# Assignment
Character for character, give back every line below.

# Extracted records
··········

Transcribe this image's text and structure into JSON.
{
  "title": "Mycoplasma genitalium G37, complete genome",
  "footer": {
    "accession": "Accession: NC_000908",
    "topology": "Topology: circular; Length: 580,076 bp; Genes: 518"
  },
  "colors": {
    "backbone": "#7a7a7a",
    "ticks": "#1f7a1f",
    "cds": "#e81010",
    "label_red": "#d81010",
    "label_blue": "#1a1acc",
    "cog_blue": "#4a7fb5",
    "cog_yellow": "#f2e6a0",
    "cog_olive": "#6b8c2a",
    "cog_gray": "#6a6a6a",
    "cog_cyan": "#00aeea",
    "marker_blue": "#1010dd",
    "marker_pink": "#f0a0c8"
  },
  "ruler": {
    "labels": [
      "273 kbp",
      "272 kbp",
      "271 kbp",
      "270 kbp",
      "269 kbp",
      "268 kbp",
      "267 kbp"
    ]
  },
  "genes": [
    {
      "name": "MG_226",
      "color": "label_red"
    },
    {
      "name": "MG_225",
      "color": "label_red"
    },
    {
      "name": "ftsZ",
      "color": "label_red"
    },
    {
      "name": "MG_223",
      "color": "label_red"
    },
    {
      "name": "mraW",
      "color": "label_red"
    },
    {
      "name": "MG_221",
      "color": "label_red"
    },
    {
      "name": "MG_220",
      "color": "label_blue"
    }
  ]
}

··········

# Response to this task
Transcribe this image's text and structure into JSON.
{
  "title": "Mycoplasma genitalium G37, complete genome",
  "footer": {
    "accession": "Accession: NC_000908",
    "topology": "Topology: circular; Length: 580,076 bp; Genes: 518"
  },
  "colors": {
    "backbone": "#7a7a7a",
    "ticks": "#1f7a1f",
    "cds": "#e81010",
    "label_red": "#d81010",
    "label_blue": "#1a1acc",
    "cog_blue": "#4a7fb5",
    "cog_yellow": "#f2e6a0",
    "cog_olive": "#6b8c2a",
    "cog_gray": "#6a6a6a",
    "cog_cyan": "#00aeea",
    "marker_blue": "#1010dd",
    "marker_pink": "#f0a0c8"
  },
  "ruler": {
    "labels": [
      "273 kbp",
      "272 kbp",
      "271 kbp",
      "270 kbp",
      "269 kbp",
      "268 kbp",
      "267 kbp"
    ]
  },
  "genes": [
    {
      "name": "MG_226",
      "color": "label_red"
    },
    {
      "name": "MG_225",
      "color": "label_red"
    },
    {
      "name": "ftsZ",
      "color": "label_red"
    },
    {
      "name": "MG_223",
      "color": "label_red"
    },
    {
      "name": "mraW",
      "color": "label_red"
    },
    {
      "name": "MG_221",
      "color": "label_red"
    },
    {
      "name": "MG_220",
      "color": "label_blue"
    }
  ]
}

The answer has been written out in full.